━━━━━ Material to process

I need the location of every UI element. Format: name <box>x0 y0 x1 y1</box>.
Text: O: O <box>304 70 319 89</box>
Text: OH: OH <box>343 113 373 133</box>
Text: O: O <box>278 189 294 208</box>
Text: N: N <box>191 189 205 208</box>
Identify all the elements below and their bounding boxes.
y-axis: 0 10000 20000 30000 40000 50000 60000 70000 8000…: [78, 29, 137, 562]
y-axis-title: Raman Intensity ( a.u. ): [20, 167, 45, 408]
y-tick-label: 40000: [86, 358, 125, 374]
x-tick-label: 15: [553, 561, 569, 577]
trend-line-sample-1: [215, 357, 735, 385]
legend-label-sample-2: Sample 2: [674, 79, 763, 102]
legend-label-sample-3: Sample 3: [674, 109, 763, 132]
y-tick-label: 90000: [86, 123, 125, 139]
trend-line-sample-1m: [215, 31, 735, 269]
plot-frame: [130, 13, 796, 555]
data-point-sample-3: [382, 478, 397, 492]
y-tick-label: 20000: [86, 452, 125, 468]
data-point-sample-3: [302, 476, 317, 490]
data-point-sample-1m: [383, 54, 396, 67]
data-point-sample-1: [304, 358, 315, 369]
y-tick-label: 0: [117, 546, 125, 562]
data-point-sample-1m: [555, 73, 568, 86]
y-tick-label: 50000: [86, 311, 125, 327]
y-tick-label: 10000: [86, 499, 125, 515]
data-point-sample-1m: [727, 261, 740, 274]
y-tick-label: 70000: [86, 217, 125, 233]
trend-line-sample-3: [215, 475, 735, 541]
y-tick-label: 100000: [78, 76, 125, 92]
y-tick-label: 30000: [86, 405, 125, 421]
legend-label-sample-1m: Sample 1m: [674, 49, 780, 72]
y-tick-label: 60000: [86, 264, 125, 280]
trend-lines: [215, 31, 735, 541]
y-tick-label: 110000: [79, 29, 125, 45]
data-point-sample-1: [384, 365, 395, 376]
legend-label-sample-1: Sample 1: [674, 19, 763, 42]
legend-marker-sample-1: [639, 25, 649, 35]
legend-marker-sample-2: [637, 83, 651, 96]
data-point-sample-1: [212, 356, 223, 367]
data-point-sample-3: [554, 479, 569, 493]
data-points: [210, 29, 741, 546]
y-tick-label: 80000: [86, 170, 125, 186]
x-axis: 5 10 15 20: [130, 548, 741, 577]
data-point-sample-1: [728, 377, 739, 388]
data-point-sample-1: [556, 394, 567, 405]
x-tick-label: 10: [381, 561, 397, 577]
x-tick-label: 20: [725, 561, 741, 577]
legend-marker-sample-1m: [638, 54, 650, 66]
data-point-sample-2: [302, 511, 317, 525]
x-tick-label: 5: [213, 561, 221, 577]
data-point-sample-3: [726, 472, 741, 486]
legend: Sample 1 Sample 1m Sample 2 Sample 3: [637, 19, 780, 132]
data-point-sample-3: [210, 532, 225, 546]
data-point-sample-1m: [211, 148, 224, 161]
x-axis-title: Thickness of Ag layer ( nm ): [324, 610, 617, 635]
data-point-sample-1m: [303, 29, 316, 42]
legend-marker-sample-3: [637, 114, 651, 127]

━━━━━━━━━━

What to work on -
Rewrite all of the rows above with "Raman Intensity" changed to "Signal Intensity" and nothing else altered.

Exercise output -
I need the location of every UI element. Format: name <box>x0 y0 x1 y1</box>.
Text: O: O <box>304 70 319 89</box>
Text: OH: OH <box>343 113 373 133</box>
Text: O: O <box>278 189 294 208</box>
Text: N: N <box>191 189 205 208</box>
Identify all the elements below and their bounding boxes.
y-axis: 0 10000 20000 30000 40000 50000 60000 70000 8000…: [78, 29, 137, 562]
y-axis-title: Signal Intensity ( a.u. ): [20, 167, 45, 408]
y-tick-label: 40000: [86, 358, 125, 374]
x-tick-label: 15: [553, 561, 569, 577]
trend-line-sample-1: [215, 357, 735, 385]
legend-label-sample-2: Sample 2: [674, 79, 763, 102]
legend-label-sample-3: Sample 3: [674, 109, 763, 132]
y-tick-label: 90000: [86, 123, 125, 139]
trend-line-sample-1m: [215, 31, 735, 269]
plot-frame: [130, 13, 796, 555]
data-point-sample-3: [382, 478, 397, 492]
y-tick-label: 20000: [86, 452, 125, 468]
data-point-sample-3: [302, 476, 317, 490]
data-point-sample-1m: [383, 54, 396, 67]
data-point-sample-1: [304, 358, 315, 369]
y-tick-label: 0: [117, 546, 125, 562]
data-point-sample-1m: [555, 73, 568, 86]
y-tick-label: 50000: [86, 311, 125, 327]
y-tick-label: 10000: [86, 499, 125, 515]
data-point-sample-1m: [727, 261, 740, 274]
y-tick-label: 70000: [86, 217, 125, 233]
trend-line-sample-3: [215, 475, 735, 541]
y-tick-label: 100000: [78, 76, 125, 92]
y-tick-label: 30000: [86, 405, 125, 421]
legend-label-sample-1m: Sample 1m: [674, 49, 780, 72]
y-tick-label: 60000: [86, 264, 125, 280]
trend-lines: [215, 31, 735, 541]
y-tick-label: 110000: [79, 29, 125, 45]
data-point-sample-1: [384, 365, 395, 376]
legend-label-sample-1: Sample 1: [674, 19, 763, 42]
legend-marker-sample-1: [639, 25, 649, 35]
legend-marker-sample-2: [637, 83, 651, 96]
data-point-sample-1: [212, 356, 223, 367]
data-point-sample-3: [554, 479, 569, 493]
data-points: [210, 29, 741, 546]
y-tick-label: 80000: [86, 170, 125, 186]
x-axis: 5 10 15 20: [130, 548, 741, 577]
data-point-sample-1: [728, 377, 739, 388]
data-point-sample-1: [556, 394, 567, 405]
x-tick-label: 10: [381, 561, 397, 577]
x-tick-label: 20: [725, 561, 741, 577]
legend-marker-sample-1m: [638, 54, 650, 66]
data-point-sample-2: [302, 511, 317, 525]
x-tick-label: 5: [213, 561, 221, 577]
data-point-sample-3: [726, 472, 741, 486]
legend: Sample 1 Sample 1m Sample 2 Sample 3: [637, 19, 780, 132]
data-point-sample-3: [210, 532, 225, 546]
data-point-sample-1m: [211, 148, 224, 161]
x-axis-title: Thickness of Ag layer ( nm ): [324, 610, 617, 635]
data-point-sample-1m: [303, 29, 316, 42]
legend-marker-sample-3: [637, 114, 651, 127]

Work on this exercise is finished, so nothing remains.